Brief A
Name every script that the mailing-list post on diacritic folding mentions.
Brief B
Reproduce the stretch of the mailing-list post on diacritic folding from "From: Jony Rosenne" through "tailorable.".

Text section
>> start

From: Jony Rosenne (rosennej@qsm.co.il)
Date: Sun Jul 18 2004 - 21:53:27 CDT
By this logic, I cannot see why you lump Latin/Greek/Cyrillic together.
I think there should be a single diacritics removal folding, which should be
tailorable.
Jony
> -----Original Message-----
> From: unicode-bounce@unicode.org
> [mailto:unicode-bounce@unicode.org] On Behalf Of Asmus Freytag
> Sent: Monday, July 19, 2004 12:16 AM
> To: Peter Kirk
> Cc: John Cowan; Unicode List; jony Rosenne
> Subject: Re: Folding algorithm and canonical equivalence
>
>
> At 05:25 AM 7/18/2004, Peter Kirk wrote:
> >I accept that there might be some script-specific cases in which
> >particular accents should not be removed. The breve in
> Cyrillic i kratkoe
> >might be an example; but then this might be rather too
> language-specific
> >as well. But these should be clearly defined and justified
> exceptions,
> >rather than their possible existence being a reason to restrict the
> >general applicability of accent and diacritic folding.
>
> I was thinking rather more of Khmer, where a some characters that are
> considered letters are given gc=Mn. In that case, folding
> would be very
> inappropriate.

>> end

Recorded information
>> start

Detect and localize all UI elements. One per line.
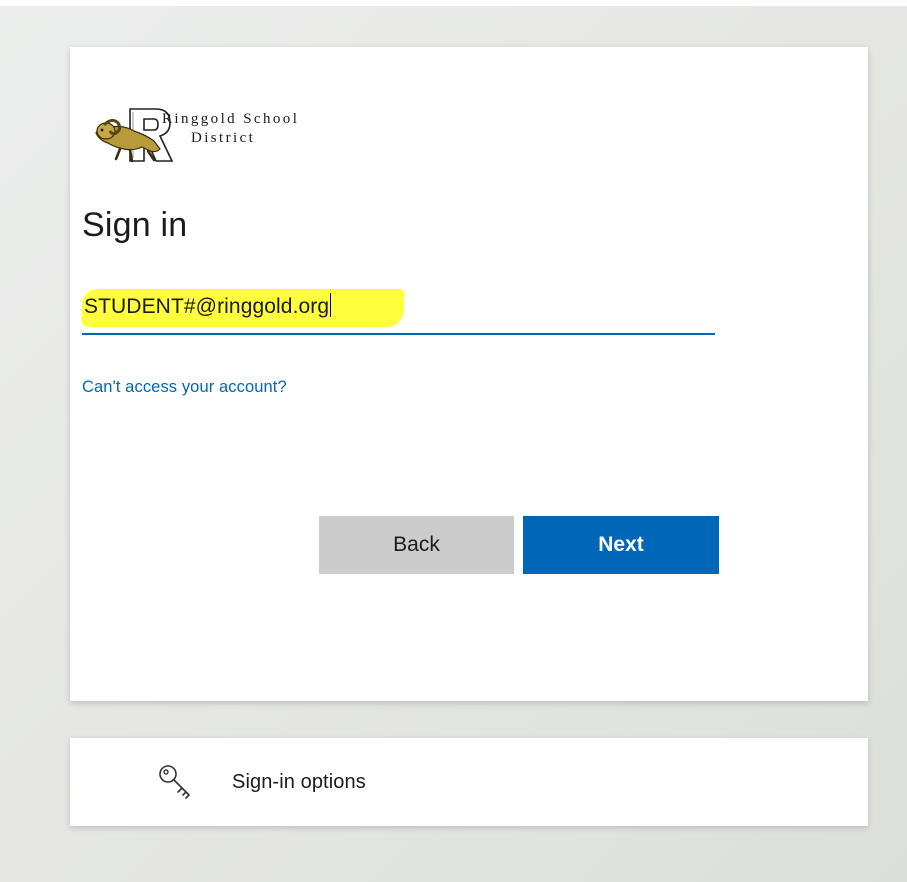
email-field-value: STUDENT#@ringgold.org — [84, 292, 332, 322]
email-field[interactable]: STUDENT#@ringgold.org — [81, 283, 715, 335]
email-value-text: STUDENT#@ringgold.org — [84, 295, 330, 318]
school-name: Ringgold School District — [162, 110, 299, 148]
sign-in-options-button[interactable]: Sign-in options — [70, 738, 868, 826]
top-edge — [0, 0, 907, 6]
back-button[interactable]: Back — [319, 516, 514, 574]
page-title: Sign in — [82, 206, 188, 244]
sign-in-options-label: Sign-in options — [232, 771, 366, 793]
school-name-line2: District — [191, 130, 256, 146]
next-button[interactable]: Next — [523, 516, 719, 574]
school-name-line1: Ringgold School — [162, 111, 300, 127]
text-caret — [330, 293, 332, 317]
key-icon — [156, 762, 196, 802]
cant-access-account-link[interactable]: Can't access your account? — [82, 378, 287, 397]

>> end

Full solution A
Latin, Greek, Cyrillic, Khmer

Full solution B
From: Jony Rosenne (rosennej@qsm.co.il)
Date: Sun Jul 18 2004 - 21:53:27 CDT
By this logic, I cannot see why you lump Latin/Greek/Cyrillic together.
I think there should be a single diacritics removal folding, which should be
tailorable.